### Given problem
Scan the entries below. List each line with "adultos".

(Extracted data entries)
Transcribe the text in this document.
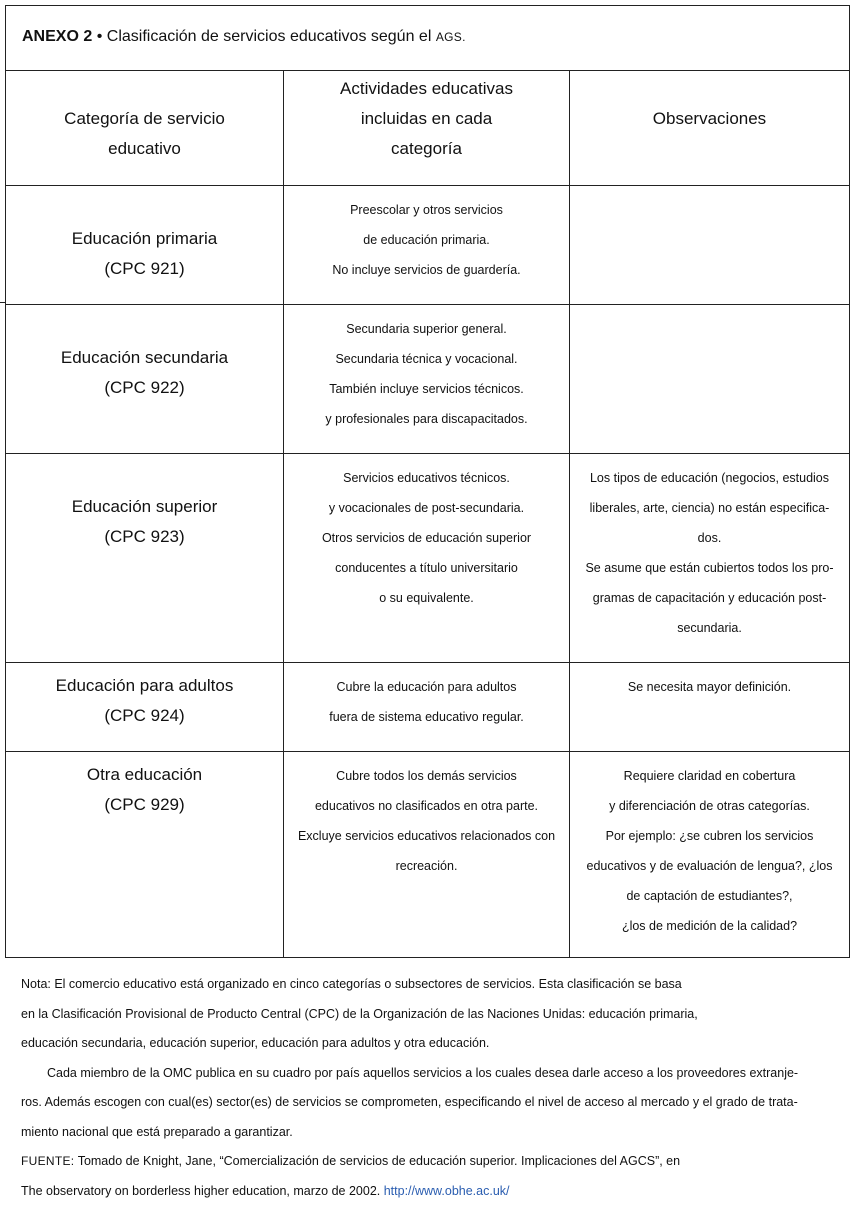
ANEXO 2 • Clasificación de servicios educativos según el AGS.
Categoría de servicio
educativo
Actividades educativas
incluidas en cada
categoría
Observaciones
Educación primaria
(CPC 921)
Preescolar y otros servicios
de educación primaria.
No incluye servicios de guardería.
Educación secundaria
(CPC 922)
Secundaria superior general.
Secundaria técnica y vocacional.
También incluye servicios técnicos.
y profesionales para discapacitados.
Educación superior
(CPC 923)
Servicios educativos técnicos.
y vocacionales de post-secundaria.
Otros servicios de educación superior
conducentes a título universitario
o su equivalente.
Los tipos de educación (negocios, estudios
liberales, arte, ciencia) no están especifica-
dos.
Se asume que están cubiertos todos los pro-
gramas de capacitación y educación post-
secundaria.
Educación para adultos
(CPC 924)
Cubre la educación para adultos
fuera de sistema educativo regular.
Se necesita mayor definición.
Otra educación
(CPC 929)
Cubre todos los demás servicios
educativos no clasificados en otra parte.
Excluye servicios educativos relacionados con
recreación.
Requiere claridad en cobertura
y diferenciación de otras categorías.
Por ejemplo: ¿se cubren los servicios
educativos y de evaluación de lengua?, ¿los
de captación de estudiantes?,
¿los de medición de la calidad?
Nota: El comercio educativo está organizado en cinco categorías o subsectores de servicios. Esta clasificación se basa
en la Clasificación Provisional de Producto Central (CPC) de la Organización de las Naciones Unidas: educación primaria,
educación secundaria, educación superior, educación para adultos y otra educación.
Cada miembro de la OMC publica en su cuadro por país aquellos servicios a los cuales desea darle acceso a los proveedores extranje-
ros. Además escogen con cual(es) sector(es) de servicios se comprometen, especificando el nivel de acceso al mercado y el grado de trata-
miento nacional que está preparado a garantizar.
FUENTE: Tomado de Knight, Jane, “Comercialización de servicios de educación superior. Implicaciones del AGCS”, en
The observatory on borderless higher education, marzo de 2002. http://www.obhe.ac.uk/
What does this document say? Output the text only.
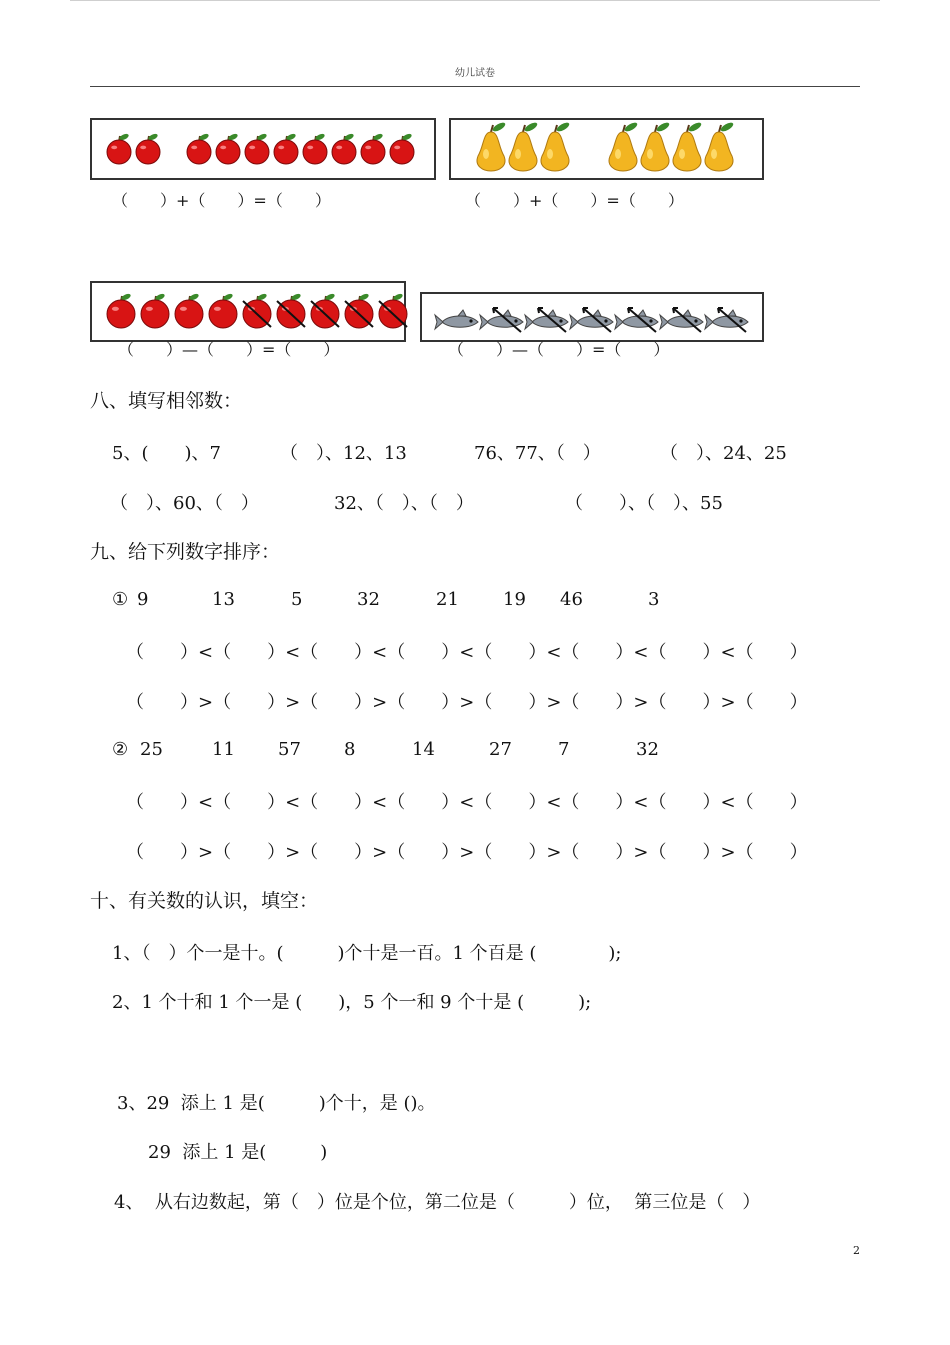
幼儿试卷
（　　）+（　　）=（　　）	（　　）+（　　）=（　　）
（　　）—（　　）=（　　）	（　　）—（　　）=（　　）
八、填写相邻数：
5、(　　)、7	（　）、12、13	76、77、（　）	（　）、24、25
（　）、60、（　）	32、（　）、（　）	（　　）、（　）、55
九、给下列数字排序：
① 9	13	5	32	21 19 46	3
（　　）<（　　）<（　　）<（　　）<（　　）<（　　）<（　　）<（　　）
（　　）>（　　）>（　　）>（　　）>（　　）>（　　）>（　　）>（　　）
② 25	11 57 8	14	27	7	32
（　　）<（　　）<（　　）<（　　）<（　　）<（　　）<（　　）<（　　）
（　　）>（　　）>（　　）>（　　）>（　　）>（　　）>（　　）>（　　）
十、有关数的认识，填空：
1、（　）个一是十。(　　　)个十是一百。1 个百是 (　　　　);
2、1 个十和 1 个一是 (　　)，5 个一和 9 个十是 (　　　);
3、29  添上 1 是(　　　)个十，是 ()。
29  添上 1 是(　　　)
4、  从右边数起，第（　）位是个位，第二位是（　　　）位，  第三位是（　）
2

### Task result
Educación para adultos
Cubre la educación para adultos
educación secundaria, educación superior, educación para adultos y otra educación.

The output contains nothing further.